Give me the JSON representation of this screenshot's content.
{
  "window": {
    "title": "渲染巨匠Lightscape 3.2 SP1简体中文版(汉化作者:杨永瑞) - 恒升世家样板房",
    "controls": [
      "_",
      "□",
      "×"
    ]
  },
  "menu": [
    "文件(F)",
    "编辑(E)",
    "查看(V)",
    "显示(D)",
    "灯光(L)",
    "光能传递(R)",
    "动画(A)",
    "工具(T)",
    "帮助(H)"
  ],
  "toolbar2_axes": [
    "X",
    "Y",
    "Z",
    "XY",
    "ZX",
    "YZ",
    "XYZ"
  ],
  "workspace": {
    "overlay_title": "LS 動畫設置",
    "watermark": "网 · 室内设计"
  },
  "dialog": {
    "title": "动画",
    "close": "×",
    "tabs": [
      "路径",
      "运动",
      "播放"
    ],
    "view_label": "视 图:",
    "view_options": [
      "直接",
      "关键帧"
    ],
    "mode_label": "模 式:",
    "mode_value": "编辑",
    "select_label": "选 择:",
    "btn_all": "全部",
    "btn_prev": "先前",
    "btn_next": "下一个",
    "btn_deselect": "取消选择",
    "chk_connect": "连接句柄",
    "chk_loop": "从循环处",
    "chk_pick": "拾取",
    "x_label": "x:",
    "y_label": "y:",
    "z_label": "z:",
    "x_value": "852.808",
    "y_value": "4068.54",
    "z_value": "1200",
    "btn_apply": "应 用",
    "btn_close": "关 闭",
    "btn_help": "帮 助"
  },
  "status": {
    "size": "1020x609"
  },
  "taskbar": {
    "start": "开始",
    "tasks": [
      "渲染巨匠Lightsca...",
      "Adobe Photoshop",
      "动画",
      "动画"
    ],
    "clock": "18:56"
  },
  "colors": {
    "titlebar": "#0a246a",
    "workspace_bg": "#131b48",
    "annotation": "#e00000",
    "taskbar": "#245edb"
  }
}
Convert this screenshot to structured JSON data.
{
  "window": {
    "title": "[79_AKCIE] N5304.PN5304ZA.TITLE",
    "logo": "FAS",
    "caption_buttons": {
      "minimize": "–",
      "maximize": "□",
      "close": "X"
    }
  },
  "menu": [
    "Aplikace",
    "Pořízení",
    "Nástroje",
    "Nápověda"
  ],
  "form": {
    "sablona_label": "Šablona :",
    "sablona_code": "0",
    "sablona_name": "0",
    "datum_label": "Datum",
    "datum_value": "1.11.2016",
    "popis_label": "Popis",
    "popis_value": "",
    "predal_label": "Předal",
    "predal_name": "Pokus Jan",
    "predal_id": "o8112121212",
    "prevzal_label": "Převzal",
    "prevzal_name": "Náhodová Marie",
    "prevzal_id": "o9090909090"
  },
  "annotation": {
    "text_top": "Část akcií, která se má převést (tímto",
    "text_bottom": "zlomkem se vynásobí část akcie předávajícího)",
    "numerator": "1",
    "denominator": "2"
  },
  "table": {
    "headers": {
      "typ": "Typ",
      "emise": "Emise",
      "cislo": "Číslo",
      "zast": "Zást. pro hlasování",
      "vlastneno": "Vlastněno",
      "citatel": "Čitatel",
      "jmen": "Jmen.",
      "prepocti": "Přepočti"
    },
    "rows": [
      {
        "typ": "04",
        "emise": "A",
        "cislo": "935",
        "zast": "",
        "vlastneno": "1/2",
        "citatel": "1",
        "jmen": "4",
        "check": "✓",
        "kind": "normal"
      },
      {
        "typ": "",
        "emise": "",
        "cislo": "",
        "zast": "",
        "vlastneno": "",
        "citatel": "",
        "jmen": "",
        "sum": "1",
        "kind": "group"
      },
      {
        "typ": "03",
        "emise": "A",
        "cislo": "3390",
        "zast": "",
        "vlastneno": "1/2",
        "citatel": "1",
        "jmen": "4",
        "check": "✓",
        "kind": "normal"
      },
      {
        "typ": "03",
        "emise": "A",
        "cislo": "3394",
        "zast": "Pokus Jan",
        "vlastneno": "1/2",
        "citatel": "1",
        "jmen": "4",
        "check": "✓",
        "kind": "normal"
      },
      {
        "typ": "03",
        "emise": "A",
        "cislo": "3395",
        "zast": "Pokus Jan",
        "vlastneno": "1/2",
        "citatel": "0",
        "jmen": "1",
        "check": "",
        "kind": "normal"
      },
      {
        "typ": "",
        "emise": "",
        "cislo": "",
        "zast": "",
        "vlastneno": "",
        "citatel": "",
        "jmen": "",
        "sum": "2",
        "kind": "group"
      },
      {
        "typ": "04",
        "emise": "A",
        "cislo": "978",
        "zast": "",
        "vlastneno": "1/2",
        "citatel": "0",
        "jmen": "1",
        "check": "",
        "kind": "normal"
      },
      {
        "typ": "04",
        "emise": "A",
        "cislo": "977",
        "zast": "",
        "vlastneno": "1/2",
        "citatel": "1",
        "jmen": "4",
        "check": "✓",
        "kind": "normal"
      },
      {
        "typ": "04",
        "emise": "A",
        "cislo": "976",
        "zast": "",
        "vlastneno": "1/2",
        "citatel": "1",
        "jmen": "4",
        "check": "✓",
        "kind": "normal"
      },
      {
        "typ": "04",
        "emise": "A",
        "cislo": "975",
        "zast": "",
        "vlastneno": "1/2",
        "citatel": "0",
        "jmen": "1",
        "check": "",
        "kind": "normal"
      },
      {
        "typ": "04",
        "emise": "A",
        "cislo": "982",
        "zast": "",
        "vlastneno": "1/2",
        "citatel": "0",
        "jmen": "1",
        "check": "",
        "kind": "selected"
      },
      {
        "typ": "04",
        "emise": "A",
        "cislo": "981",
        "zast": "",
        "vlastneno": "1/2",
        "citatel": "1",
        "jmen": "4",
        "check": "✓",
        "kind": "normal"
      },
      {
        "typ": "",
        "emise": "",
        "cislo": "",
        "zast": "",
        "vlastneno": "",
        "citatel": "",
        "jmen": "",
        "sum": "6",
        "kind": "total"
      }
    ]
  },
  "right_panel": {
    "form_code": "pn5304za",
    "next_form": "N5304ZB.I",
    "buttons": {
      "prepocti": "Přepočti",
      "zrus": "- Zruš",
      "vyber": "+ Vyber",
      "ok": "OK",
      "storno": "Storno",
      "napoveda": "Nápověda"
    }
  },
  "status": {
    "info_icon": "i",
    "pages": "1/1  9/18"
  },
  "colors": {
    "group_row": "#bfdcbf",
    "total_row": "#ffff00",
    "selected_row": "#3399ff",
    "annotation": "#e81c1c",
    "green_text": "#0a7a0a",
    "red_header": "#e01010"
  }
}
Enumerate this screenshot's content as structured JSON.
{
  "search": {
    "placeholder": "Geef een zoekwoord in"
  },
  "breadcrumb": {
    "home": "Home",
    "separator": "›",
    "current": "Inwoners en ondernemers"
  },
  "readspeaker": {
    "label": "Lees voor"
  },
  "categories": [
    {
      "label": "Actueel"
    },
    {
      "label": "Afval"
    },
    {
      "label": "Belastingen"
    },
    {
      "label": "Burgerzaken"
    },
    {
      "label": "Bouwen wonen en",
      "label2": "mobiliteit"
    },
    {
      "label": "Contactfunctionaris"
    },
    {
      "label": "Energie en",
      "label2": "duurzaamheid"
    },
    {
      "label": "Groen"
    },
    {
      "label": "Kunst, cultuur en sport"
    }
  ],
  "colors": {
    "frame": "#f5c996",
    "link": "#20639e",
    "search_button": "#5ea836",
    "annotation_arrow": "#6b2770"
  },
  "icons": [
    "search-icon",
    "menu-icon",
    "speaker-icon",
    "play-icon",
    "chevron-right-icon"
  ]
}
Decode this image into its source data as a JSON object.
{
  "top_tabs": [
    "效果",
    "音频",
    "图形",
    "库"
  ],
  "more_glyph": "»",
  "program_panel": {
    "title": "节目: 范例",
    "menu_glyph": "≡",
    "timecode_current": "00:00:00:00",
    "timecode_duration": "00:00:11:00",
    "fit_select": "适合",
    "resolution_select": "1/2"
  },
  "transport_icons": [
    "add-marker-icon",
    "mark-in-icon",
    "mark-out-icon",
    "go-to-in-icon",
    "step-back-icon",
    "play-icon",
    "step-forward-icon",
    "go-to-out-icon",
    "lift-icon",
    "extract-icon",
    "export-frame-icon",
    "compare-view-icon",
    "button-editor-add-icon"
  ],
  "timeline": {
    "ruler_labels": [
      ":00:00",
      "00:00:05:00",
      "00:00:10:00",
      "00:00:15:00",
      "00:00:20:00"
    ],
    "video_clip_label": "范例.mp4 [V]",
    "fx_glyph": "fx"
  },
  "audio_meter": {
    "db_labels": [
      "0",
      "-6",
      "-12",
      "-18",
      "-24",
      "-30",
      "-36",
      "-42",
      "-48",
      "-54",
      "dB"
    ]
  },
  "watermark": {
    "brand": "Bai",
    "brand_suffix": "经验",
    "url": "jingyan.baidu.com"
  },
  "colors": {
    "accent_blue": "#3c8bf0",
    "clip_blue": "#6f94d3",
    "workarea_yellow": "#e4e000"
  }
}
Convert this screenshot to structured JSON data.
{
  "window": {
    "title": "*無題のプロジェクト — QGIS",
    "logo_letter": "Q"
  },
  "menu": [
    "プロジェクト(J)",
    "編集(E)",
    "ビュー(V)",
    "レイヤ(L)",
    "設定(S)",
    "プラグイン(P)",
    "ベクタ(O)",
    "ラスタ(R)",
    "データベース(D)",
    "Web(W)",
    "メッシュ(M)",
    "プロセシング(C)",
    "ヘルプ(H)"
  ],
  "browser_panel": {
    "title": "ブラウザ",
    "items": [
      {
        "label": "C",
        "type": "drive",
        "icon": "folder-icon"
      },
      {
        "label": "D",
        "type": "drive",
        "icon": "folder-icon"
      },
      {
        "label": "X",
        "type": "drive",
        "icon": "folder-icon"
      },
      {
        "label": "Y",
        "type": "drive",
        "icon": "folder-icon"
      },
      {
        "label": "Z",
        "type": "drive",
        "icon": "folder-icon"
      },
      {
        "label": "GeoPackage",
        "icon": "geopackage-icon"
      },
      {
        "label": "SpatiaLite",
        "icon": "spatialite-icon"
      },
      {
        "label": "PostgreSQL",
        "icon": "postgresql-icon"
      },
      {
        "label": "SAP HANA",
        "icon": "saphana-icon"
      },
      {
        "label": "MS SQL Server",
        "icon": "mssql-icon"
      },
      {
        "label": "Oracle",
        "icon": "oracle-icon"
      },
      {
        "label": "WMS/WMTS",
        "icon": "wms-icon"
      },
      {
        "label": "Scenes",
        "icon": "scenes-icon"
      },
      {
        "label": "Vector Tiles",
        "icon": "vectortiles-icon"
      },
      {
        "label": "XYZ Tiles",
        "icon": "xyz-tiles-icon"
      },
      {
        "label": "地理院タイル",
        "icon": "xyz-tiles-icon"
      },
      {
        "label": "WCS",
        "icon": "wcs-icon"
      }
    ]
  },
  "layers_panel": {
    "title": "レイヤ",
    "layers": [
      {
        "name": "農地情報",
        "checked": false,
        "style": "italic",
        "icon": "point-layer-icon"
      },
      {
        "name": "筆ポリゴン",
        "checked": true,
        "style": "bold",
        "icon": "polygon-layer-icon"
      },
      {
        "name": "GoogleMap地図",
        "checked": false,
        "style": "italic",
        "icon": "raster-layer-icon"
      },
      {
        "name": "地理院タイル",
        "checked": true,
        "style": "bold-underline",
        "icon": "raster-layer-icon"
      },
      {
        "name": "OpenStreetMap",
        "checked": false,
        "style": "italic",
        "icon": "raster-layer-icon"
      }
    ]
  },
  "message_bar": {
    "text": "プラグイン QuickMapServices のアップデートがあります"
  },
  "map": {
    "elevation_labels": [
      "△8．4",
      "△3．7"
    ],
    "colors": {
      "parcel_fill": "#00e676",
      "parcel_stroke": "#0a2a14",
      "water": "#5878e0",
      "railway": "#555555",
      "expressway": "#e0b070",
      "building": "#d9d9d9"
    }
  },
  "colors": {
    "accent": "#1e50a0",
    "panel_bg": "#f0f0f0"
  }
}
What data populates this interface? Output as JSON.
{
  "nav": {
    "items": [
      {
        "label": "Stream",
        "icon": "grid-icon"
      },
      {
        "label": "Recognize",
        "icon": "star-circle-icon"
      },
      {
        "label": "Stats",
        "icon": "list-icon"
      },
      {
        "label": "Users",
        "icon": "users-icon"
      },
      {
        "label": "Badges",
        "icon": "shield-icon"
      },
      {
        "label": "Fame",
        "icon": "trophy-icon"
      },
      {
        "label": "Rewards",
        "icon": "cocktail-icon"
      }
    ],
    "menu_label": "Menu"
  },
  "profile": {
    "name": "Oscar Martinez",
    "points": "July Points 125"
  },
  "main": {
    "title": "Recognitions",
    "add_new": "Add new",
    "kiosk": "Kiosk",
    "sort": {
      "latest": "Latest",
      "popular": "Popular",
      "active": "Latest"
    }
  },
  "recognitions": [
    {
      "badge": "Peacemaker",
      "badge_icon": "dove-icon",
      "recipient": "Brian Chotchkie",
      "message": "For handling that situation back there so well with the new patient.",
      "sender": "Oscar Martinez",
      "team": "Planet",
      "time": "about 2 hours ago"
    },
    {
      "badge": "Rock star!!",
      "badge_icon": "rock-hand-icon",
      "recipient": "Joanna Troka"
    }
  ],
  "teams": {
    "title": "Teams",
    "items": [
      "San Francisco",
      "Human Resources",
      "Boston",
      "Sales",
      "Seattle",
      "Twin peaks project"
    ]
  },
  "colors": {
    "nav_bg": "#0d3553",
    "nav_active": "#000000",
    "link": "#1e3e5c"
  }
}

+ + +

Stated task: Filter the entries down to the lines containing "back". Copy each of those lines.

The solution:
    "step-back-icon",
      "message": "For handling that situation back there so well with the new patient.",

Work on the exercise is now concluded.